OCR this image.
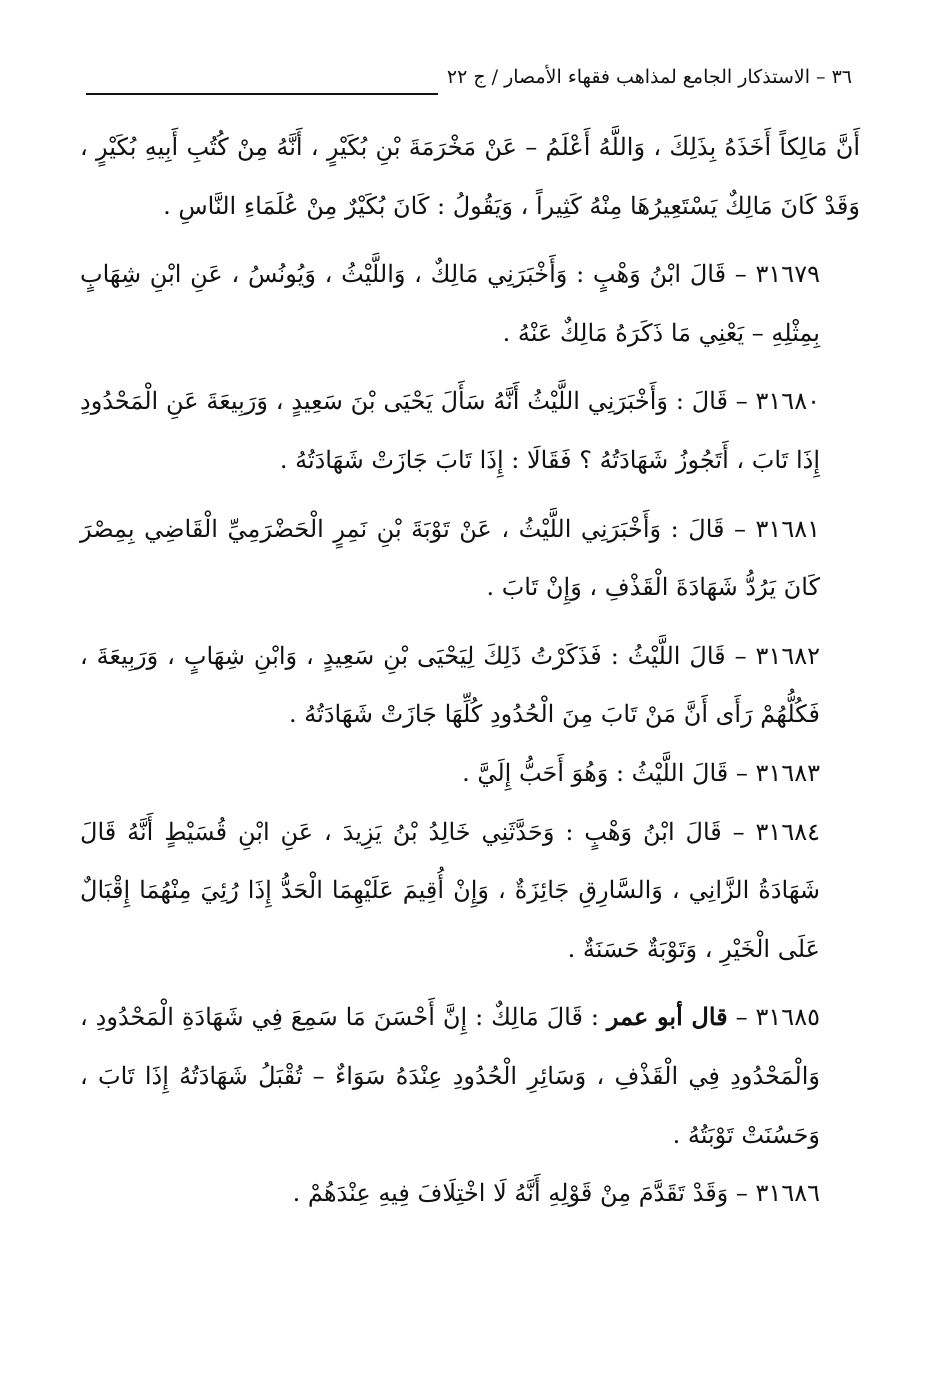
٣٦ – الاستذكار الجامع لمذاهب فقهاء الأمصار / ج ٢٢

أَنَّ مَالِكاً أَخَذَهُ بِذَلِكَ ، وَاللَّهُ أَعْلَمُ – عَنْ مَخْرَمَةَ بْنِ بُكَيْرٍ ، أَنَّهُ مِنْ كُتُبِ أَبِيهِ بُكَيْرٍ ، وَقَدْ كَانَ مَالِكٌ يَسْتَعِيرُهَا مِنْهُ كَثِيراً ، وَيَقُولُ : كَانَ بُكَيْرٌ مِنْ عُلَمَاءِ النَّاسِ .

٣١٦٧٩ – قَالَ ابْنُ وَهْبٍ : وَأَخْبَرَنِي مَالِكٌ ، وَاللَّيْثُ ، وَيُونُسُ ، عَنِ ابْنِ شِهَابٍ بِمِثْلِهِ – يَعْنِي مَا ذَكَرَهُ مَالِكٌ عَنْهُ .

٣١٦٨٠ – قَالَ : وَأَخْبَرَنِي اللَّيْثُ أَنَّهُ سَأَلَ يَحْيَى بْنَ سَعِيدٍ ، وَرَبِيعَةَ عَنِ الْمَحْدُودِ إِذَا تَابَ ، أَتَجُوزُ شَهَادَتُهُ ؟ فَقَالَا : إِذَا تَابَ جَازَتْ شَهَادَتُهُ .

٣١٦٨١ – قَالَ : وَأَخْبَرَنِي اللَّيْثُ ، عَنْ تَوْبَةَ بْنِ نَمِرٍ الْحَضْرَمِيِّ الْقَاضِي بِمِصْرَ كَانَ يَرُدُّ شَهَادَةَ الْقَذْفِ ، وَإِنْ تَابَ .

٣١٦٨٢ – قَالَ اللَّيْثُ : فَذَكَرْتُ ذَلِكَ لِيَحْيَى بْنِ سَعِيدٍ ، وَابْنِ شِهَابٍ ، وَرَبِيعَةَ ، فَكُلُّهُمْ رَأَى أَنَّ مَنْ تَابَ مِنَ الْحُدُودِ كُلِّهَا جَازَتْ شَهَادَتُهُ .

٣١٦٨٣ – قَالَ اللَّيْثُ : وَهُوَ أَحَبُّ إِلَيَّ .

٣١٦٨٤ – قَالَ ابْنُ وَهْبٍ : وَحَدَّثَنِي خَالِدُ بْنُ يَزِيدَ ، عَنِ ابْنِ قُسَيْطٍ أَنَّهُ قَالَ شَهَادَةُ الزَّانِي ، وَالسَّارِقِ جَائِزَةٌ ، وَإِنْ أُقِيمَ عَلَيْهِمَا الْحَدُّ إِذَا رُئِيَ مِنْهُمَا إِقْبَالٌ عَلَى الْخَيْرِ ، وَتَوْبَةٌ حَسَنَةٌ .

٣١٦٨٥ – قال أبو عمر : قَالَ مَالِكٌ : إِنَّ أَحْسَنَ مَا سَمِعَ فِي شَهَادَةِ الْمَحْدُودِ ، وَالْمَحْدُودِ فِي الْقَذْفِ ، وَسَائِرِ الْحُدُودِ عِنْدَهُ سَوَاءٌ – تُقْبَلُ شَهَادَتُهُ إِذَا تَابَ ، وَحَسُنَتْ تَوْبَتُهُ .

٣١٦٨٦ – وَقَدْ تَقَدَّمَ مِنْ قَوْلِهِ أَنَّهُ لَا اخْتِلَافَ فِيهِ عِنْدَهُمْ .
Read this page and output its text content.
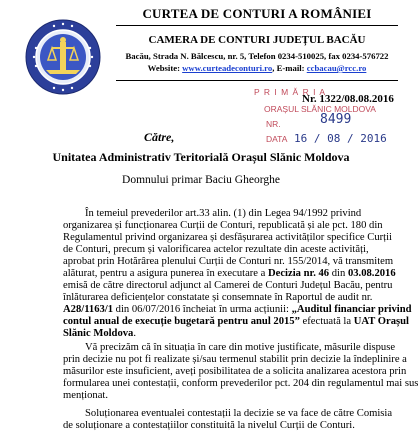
CURTEA DE CONTURI A ROMÂNIEI
CAMERA DE CONTURI JUDEȚUL BACĂU
Bacău, Strada N. Bălcescu, nr. 5, Telefon 0234-510025, fax 0234-576722
Website: www.curteadeconturi.ro, E-mail: ccbacau@rcc.ro
P R I M Ă R I A
ORAȘUL SLĂNIC MOLDOVA
NR.	8499
DATA 16 / 08 / 2016
Nr. 1322/08.08.2016
Către,
Unitatea Administrativ Teritorială Orașul Slănic Moldova
Domnului primar Baciu Gheorghe
În temeiul prevederilor art.33 alin. (1) din Legea 94/1992 privind
organizarea și funcționarea Curții de Conturi, republicată și ale pct. 180 din
Regulamentul privind organizarea și desfășurarea activităților specifice Curții
de Conturi, precum și valorificarea actelor rezultate din aceste activități,
aprobat prin Hotărârea plenului Curții de Conturi nr. 155/2014, vă transmitem
alăturat, pentru a asigura punerea în executare a Decizia nr. 46 din 03.08.2016
emisă de către directorul adjunct al Camerei de Conturi Județul Bacău, pentru
înlăturarea deficiențelor constatate și consemnate în Raportul de audit nr.
A28/1163/1 din 06/07/2016 încheiat în urma acțiunii: „Auditul financiar privind
contul anual de execuție bugetară pentru anul 2015” efectuată la UAT Orașul
Slănic Moldova.
Vă precizăm că în situația în care din motive justificate, măsurile dispuse
prin decizie nu pot fi realizate și/sau termenul stabilit prin decizie la îndeplinire a
măsurilor este insuficient, aveți posibilitatea de a solicita analizarea acestora prin
formularea unei contestații, conform prevederilor pct. 204 din regulamentul mai sus
menționat.
Soluționarea eventualei contestații la decizie se va face de către Comisia
de soluționare a contestațiilor constituită la nivelul Curții de Conturi.
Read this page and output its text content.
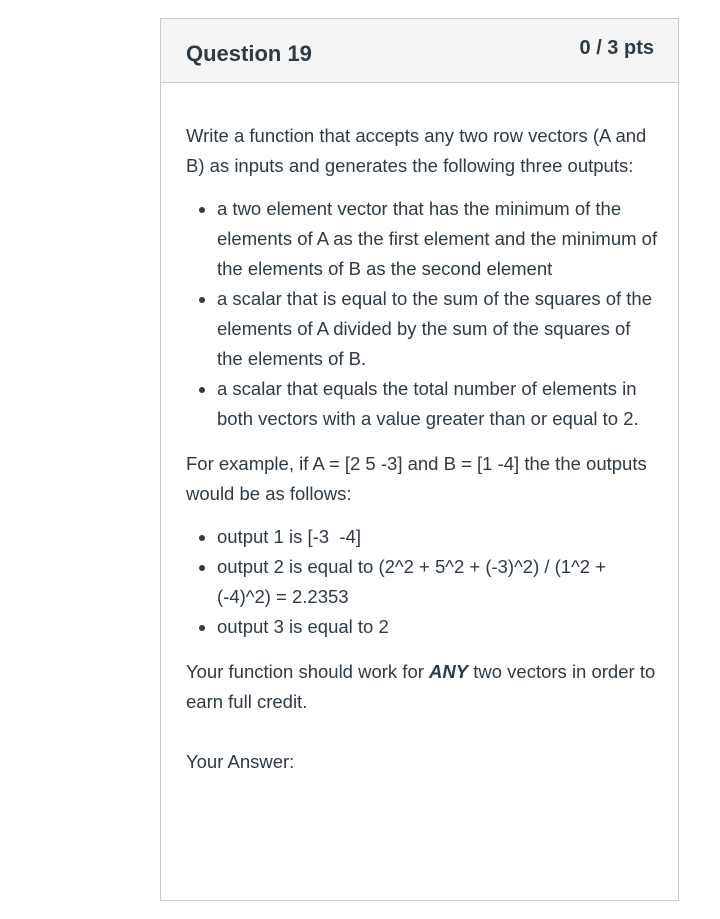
Question 19	0 / 3 pts

Write a function that accepts any two row vectors (A and B) as inputs and generates the following three outputs:

• a two element vector that has the minimum of the elements of A as the first element and the minimum of the elements of B as the second element
• a scalar that is equal to the sum of the squares of the elements of A divided by the sum of the squares of the elements of B.
• a scalar that equals the total number of elements in both vectors with a value greater than or equal to 2.

For example, if A = [2 5 -3] and B = [1 -4] the the outputs would be as follows:

• output 1 is [-3  -4]
• output 2 is equal to (2^2 + 5^2 + (-3)^2) / (1^2 + (-4)^2) = 2.2353
• output 3 is equal to 2

Your function should work for ANY two vectors in order to earn full credit.

Your Answer:
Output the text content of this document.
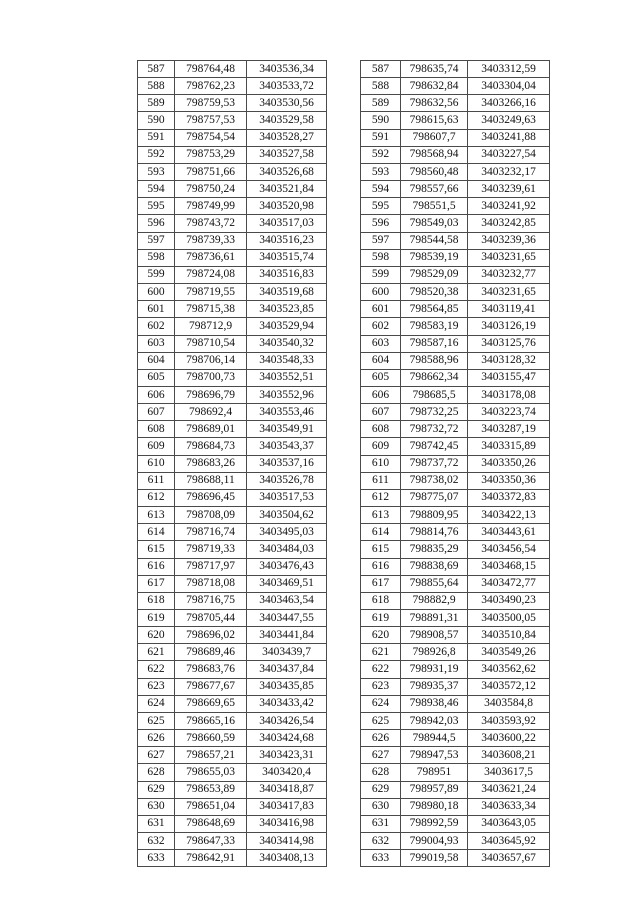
587	798764,48	3403536,34
588	798762,23	3403533,72
589	798759,53	3403530,56
590	798757,53	3403529,58
591	798754,54	3403528,27
592	798753,29	3403527,58
593	798751,66	3403526,68
594	798750,24	3403521,84
595	798749,99	3403520,98
596	798743,72	3403517,03
597	798739,33	3403516,23
598	798736,61	3403515,74
599	798724,08	3403516,83
600	798719,55	3403519,68
601	798715,38	3403523,85
602	798712,9	3403529,94
603	798710,54	3403540,32
604	798706,14	3403548,33
605	798700,73	3403552,51
606	798696,79	3403552,96
607	798692,4	3403553,46
608	798689,01	3403549,91
609	798684,73	3403543,37
610	798683,26	3403537,16
611	798688,11	3403526,78
612	798696,45	3403517,53
613	798708,09	3403504,62
614	798716,74	3403495,03
615	798719,33	3403484,03
616	798717,97	3403476,43
617	798718,08	3403469,51
618	798716,75	3403463,54
619	798705,44	3403447,55
620	798696,02	3403441,84
621	798689,46	3403439,7
622	798683,76	3403437,84
623	798677,67	3403435,85
624	798669,65	3403433,42
625	798665,16	3403426,54
626	798660,59	3403424,68
627	798657,21	3403423,31
628	798655,03	3403420,4
629	798653,89	3403418,87
630	798651,04	3403417,83
631	798648,69	3403416,98
632	798647,33	3403414,98
633	798642,91	3403408,13
587	798635,74	3403312,59
588	798632,84	3403304,04
589	798632,56	3403266,16
590	798615,63	3403249,63
591	798607,7	3403241,88
592	798568,94	3403227,54
593	798560,48	3403232,17
594	798557,66	3403239,61
595	798551,5	3403241,92
596	798549,03	3403242,85
597	798544,58	3403239,36
598	798539,19	3403231,65
599	798529,09	3403232,77
600	798520,38	3403231,65
601	798564,85	3403119,41
602	798583,19	3403126,19
603	798587,16	3403125,76
604	798588,96	3403128,32
605	798662,34	3403155,47
606	798685,5	3403178,08
607	798732,25	3403223,74
608	798732,72	3403287,19
609	798742,45	3403315,89
610	798737,72	3403350,26
611	798738,02	3403350,36
612	798775,07	3403372,83
613	798809,95	3403422,13
614	798814,76	3403443,61
615	798835,29	3403456,54
616	798838,69	3403468,15
617	798855,64	3403472,77
618	798882,9	3403490,23
619	798891,31	3403500,05
620	798908,57	3403510,84
621	798926,8	3403549,26
622	798931,19	3403562,62
623	798935,37	3403572,12
624	798938,46	3403584,8
625	798942,03	3403593,92
626	798944,5	3403600,22
627	798947,53	3403608,21
628	798951	3403617,5
629	798957,89	3403621,24
630	798980,18	3403633,34
631	798992,59	3403643,05
632	799004,93	3403645,92
633	799019,58	3403657,67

++++++++++++++++++++

WRITTEN EXERCISE
Check each line of the records for the word "pentru", and show the lines that contain it.

CORRECT ANSWER
alăturat, pentru a asigura punerea în executare a Decizia nr. 46 din 03.08.2016
emisă de către directorul adjunct al Camerei de Conturi Județul Bacău, pentru
contul anual de execuție bugetară pentru anul 2015” efectuată la UAT Orașul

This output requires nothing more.